(Saved data entries)
══════════════════════════════
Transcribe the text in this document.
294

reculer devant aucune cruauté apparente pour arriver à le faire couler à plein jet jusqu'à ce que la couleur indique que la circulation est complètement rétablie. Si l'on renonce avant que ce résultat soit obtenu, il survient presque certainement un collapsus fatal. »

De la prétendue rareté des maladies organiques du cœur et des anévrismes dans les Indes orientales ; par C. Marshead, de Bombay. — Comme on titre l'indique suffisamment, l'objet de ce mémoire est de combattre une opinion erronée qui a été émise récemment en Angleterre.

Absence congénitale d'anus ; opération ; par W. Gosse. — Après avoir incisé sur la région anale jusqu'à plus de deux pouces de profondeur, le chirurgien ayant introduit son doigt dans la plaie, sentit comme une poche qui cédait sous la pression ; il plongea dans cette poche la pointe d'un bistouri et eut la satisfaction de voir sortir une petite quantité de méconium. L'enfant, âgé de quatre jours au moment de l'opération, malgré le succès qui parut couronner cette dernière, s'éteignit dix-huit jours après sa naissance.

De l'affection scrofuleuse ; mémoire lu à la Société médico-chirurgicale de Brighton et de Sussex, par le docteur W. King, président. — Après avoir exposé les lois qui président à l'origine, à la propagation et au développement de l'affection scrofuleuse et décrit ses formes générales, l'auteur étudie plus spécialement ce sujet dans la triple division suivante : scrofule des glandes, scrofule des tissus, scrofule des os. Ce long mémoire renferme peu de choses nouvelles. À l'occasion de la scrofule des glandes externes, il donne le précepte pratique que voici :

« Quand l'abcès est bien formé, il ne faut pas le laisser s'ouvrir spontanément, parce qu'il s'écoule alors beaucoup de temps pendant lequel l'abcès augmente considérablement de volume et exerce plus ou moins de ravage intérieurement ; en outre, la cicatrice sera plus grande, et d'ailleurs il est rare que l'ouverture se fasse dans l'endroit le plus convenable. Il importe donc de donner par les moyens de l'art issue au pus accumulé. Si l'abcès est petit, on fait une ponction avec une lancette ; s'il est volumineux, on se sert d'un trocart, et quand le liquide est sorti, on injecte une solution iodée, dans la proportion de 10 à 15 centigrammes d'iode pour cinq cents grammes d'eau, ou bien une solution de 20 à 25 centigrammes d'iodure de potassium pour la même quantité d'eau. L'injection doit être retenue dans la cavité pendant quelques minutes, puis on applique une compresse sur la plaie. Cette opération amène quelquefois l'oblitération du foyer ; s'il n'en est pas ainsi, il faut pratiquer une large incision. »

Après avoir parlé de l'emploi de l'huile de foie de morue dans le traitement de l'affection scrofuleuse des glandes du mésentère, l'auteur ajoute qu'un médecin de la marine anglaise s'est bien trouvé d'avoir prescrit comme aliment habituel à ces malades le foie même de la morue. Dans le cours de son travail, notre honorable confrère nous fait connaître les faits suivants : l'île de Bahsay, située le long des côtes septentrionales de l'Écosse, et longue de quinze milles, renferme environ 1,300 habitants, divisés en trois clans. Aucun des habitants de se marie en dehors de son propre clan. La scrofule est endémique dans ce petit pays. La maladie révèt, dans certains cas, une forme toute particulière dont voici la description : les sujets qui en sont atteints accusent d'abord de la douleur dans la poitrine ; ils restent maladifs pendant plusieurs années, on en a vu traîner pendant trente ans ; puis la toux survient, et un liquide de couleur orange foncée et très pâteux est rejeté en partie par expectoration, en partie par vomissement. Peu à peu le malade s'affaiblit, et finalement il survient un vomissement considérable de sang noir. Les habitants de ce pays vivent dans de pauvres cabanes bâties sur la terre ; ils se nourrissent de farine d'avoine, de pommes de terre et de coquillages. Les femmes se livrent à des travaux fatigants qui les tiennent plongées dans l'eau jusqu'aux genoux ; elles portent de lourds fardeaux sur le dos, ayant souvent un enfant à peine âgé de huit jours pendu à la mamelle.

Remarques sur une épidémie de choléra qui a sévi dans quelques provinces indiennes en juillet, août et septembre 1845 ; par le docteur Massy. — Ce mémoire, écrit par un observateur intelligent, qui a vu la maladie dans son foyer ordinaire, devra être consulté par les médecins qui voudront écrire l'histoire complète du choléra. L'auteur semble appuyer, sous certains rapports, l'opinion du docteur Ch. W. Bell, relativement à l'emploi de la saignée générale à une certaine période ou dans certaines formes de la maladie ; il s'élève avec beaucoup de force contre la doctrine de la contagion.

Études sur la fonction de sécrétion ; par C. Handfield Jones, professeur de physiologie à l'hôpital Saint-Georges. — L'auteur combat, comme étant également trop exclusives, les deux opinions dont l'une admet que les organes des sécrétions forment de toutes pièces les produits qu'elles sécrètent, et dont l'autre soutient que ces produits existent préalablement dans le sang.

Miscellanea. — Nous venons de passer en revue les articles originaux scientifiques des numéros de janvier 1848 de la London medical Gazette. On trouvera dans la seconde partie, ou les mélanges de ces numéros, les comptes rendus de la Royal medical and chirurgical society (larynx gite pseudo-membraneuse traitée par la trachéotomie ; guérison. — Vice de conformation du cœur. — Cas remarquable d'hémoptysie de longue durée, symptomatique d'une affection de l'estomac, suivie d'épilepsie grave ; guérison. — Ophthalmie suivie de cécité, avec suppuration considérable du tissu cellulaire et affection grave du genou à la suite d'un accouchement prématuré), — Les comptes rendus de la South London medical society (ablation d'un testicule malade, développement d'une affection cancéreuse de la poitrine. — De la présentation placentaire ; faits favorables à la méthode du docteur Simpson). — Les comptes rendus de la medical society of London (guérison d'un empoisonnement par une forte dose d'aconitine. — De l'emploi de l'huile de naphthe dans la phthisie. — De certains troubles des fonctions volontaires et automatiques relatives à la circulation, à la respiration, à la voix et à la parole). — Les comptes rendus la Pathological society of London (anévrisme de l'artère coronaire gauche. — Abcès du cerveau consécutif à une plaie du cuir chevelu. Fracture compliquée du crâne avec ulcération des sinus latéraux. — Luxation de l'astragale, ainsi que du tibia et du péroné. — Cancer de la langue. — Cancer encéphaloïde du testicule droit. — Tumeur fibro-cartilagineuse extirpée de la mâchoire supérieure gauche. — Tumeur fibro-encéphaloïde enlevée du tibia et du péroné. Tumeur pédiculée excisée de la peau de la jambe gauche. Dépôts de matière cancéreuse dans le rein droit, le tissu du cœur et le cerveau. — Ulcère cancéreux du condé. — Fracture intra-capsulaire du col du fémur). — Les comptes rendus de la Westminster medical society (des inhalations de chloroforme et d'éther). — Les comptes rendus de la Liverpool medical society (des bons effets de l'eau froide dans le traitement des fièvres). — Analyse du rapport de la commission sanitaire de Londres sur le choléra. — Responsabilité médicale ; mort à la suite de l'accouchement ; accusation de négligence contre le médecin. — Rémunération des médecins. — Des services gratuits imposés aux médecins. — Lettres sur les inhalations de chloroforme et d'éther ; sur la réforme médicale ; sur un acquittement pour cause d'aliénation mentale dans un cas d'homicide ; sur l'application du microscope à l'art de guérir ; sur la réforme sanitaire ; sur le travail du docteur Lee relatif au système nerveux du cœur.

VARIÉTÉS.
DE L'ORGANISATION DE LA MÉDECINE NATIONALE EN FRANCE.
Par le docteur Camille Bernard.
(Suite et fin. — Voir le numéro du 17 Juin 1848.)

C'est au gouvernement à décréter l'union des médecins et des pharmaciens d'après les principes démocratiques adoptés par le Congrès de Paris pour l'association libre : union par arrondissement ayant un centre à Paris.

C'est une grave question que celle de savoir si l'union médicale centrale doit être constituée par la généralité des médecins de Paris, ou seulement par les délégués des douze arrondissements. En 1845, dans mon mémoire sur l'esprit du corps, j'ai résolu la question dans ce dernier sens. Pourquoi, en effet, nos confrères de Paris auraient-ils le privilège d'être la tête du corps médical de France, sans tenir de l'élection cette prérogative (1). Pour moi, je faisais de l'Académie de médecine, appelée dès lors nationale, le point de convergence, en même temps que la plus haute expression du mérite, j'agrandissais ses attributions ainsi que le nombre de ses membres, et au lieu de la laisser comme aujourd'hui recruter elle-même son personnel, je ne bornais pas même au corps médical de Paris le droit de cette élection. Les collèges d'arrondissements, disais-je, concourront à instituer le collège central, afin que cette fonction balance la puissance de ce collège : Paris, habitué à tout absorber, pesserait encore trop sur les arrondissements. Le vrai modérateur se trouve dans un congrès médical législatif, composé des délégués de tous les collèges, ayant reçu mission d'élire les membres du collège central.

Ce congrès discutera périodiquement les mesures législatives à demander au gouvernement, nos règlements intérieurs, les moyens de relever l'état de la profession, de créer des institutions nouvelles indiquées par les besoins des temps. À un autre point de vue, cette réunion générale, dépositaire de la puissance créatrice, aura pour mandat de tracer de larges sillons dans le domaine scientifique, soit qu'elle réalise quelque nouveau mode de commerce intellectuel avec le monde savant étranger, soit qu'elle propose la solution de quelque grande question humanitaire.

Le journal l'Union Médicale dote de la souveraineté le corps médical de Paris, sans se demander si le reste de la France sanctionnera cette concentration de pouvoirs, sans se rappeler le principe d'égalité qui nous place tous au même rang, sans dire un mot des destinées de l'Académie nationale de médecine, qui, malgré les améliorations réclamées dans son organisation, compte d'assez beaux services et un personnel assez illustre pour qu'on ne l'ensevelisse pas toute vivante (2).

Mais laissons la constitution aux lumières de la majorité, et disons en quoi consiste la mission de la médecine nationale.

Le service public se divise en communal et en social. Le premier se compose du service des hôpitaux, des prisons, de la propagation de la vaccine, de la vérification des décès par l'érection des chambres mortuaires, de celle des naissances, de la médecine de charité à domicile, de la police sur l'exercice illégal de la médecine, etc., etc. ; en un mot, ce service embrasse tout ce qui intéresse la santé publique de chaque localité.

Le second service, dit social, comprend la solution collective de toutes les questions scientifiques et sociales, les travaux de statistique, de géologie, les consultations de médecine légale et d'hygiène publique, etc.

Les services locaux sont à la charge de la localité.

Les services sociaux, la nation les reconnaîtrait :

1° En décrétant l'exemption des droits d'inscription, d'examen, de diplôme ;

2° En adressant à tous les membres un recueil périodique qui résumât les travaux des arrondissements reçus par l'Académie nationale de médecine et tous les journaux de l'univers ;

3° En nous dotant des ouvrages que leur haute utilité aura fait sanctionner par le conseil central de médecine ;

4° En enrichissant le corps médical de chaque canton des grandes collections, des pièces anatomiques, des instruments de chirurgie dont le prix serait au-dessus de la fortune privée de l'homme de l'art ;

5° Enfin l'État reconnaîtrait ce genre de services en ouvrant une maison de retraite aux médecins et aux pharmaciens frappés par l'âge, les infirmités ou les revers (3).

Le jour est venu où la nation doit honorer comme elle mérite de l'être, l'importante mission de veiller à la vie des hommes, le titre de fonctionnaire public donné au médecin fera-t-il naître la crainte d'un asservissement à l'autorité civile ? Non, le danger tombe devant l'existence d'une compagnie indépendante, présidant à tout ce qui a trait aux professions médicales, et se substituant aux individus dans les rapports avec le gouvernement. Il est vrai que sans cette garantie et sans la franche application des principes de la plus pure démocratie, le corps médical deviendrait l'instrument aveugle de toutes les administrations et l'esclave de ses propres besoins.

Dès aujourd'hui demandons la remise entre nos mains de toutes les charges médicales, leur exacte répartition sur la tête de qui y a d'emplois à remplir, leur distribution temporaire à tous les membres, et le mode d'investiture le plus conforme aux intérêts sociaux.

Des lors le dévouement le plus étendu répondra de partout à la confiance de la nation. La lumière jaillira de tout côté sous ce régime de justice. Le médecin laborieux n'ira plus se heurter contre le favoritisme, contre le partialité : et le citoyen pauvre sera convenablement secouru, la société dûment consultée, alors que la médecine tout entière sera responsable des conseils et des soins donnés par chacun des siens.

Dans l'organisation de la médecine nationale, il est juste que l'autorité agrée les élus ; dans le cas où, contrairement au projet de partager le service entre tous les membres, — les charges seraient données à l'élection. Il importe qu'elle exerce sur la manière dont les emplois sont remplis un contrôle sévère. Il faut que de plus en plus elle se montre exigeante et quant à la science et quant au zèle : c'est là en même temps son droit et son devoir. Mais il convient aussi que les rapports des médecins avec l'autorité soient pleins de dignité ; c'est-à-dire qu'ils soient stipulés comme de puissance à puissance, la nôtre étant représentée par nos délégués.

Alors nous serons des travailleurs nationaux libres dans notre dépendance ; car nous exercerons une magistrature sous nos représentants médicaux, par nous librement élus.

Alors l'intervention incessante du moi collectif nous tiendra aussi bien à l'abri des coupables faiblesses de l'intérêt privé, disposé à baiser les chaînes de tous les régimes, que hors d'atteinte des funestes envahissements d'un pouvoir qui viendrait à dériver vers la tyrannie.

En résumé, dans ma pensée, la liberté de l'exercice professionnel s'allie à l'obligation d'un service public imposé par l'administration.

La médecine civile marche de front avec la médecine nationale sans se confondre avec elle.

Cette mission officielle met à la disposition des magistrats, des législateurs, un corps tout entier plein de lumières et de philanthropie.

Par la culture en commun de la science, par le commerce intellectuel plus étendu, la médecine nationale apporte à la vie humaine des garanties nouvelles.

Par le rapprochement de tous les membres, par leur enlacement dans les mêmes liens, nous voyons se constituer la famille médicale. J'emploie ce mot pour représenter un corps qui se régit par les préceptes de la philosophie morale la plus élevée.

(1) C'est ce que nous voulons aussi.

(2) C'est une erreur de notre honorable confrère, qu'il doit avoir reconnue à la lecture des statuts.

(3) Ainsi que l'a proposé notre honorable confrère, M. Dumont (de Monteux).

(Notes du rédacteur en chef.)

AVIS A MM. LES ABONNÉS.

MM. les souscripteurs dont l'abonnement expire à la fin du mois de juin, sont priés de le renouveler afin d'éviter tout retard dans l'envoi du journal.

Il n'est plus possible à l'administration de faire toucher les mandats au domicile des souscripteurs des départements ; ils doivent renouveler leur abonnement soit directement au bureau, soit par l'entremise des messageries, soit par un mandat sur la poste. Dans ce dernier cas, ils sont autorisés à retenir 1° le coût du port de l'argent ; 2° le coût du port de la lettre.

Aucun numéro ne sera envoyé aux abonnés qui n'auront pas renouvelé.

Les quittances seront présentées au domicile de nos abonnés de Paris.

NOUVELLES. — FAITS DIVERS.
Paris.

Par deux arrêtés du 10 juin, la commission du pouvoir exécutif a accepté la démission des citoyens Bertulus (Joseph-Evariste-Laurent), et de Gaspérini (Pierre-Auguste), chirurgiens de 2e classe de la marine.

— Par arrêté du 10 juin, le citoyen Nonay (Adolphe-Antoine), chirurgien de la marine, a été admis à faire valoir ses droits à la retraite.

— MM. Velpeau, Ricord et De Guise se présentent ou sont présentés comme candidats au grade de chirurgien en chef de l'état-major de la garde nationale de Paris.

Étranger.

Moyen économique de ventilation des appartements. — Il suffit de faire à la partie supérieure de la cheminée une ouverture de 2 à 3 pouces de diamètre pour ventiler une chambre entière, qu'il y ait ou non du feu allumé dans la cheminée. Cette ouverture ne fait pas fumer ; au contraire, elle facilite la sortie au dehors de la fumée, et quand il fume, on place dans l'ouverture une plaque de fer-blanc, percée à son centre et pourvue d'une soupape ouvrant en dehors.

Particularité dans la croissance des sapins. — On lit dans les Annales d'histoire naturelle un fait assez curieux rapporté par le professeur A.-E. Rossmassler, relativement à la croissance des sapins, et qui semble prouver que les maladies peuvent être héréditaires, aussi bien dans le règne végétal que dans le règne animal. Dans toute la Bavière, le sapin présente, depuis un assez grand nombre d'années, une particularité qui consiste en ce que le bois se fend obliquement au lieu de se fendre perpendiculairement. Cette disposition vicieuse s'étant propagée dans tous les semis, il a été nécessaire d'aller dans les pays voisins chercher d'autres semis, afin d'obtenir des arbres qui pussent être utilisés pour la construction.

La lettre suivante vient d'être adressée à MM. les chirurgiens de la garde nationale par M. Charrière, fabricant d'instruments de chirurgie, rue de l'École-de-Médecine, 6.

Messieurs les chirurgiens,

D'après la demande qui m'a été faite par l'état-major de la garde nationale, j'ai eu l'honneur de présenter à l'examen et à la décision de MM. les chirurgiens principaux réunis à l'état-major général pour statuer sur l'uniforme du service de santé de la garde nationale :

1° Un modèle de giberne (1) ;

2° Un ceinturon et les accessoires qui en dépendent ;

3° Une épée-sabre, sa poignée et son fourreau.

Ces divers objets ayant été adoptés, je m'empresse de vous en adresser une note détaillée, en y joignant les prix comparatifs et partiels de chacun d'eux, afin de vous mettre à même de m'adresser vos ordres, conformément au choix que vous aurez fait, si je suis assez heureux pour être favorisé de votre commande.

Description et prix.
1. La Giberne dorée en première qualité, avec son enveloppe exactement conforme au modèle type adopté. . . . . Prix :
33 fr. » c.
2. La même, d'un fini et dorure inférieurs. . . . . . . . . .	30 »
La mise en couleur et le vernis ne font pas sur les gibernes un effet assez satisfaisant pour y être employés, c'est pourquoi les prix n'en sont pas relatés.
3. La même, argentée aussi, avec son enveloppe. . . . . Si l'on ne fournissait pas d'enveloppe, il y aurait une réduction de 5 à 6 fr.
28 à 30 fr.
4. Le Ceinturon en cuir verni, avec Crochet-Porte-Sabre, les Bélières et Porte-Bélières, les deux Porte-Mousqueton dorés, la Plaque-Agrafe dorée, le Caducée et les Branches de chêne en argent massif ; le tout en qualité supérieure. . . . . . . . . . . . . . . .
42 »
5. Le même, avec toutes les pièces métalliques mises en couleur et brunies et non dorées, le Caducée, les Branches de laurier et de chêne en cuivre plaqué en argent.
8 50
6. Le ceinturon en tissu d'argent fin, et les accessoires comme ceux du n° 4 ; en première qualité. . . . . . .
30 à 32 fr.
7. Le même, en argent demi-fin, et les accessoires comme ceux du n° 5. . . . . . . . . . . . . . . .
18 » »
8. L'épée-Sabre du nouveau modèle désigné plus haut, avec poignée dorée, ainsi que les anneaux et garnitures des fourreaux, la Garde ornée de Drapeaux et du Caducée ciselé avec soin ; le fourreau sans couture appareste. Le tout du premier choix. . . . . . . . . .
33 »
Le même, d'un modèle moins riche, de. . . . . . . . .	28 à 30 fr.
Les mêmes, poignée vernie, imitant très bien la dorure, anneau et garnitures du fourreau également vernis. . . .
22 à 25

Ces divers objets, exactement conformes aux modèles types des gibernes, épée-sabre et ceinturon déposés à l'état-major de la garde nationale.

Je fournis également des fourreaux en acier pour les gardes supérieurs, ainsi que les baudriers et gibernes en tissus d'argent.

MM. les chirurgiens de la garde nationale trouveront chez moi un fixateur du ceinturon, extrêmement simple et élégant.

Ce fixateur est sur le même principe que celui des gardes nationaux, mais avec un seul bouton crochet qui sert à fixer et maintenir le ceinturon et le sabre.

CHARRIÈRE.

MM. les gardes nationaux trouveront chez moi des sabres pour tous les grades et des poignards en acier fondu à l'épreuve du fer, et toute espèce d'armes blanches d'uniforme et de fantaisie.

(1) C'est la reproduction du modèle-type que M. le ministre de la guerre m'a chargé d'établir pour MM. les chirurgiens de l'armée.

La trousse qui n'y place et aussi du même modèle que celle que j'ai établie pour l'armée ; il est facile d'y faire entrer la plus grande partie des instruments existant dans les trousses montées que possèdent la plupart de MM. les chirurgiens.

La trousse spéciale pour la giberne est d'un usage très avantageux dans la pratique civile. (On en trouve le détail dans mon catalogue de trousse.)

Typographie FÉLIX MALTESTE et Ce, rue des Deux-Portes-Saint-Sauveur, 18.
══════════════════════════════
Where a line holds the string "chef", copy that line.

• Answer to the exercise
(Notes du rédacteur en chef.)
— MM. Velpeau, Ricord et De Guise se présentent ou sont présentés comme candidats au grade de chirurgien en chef de l'état-major de la garde nationale de Paris.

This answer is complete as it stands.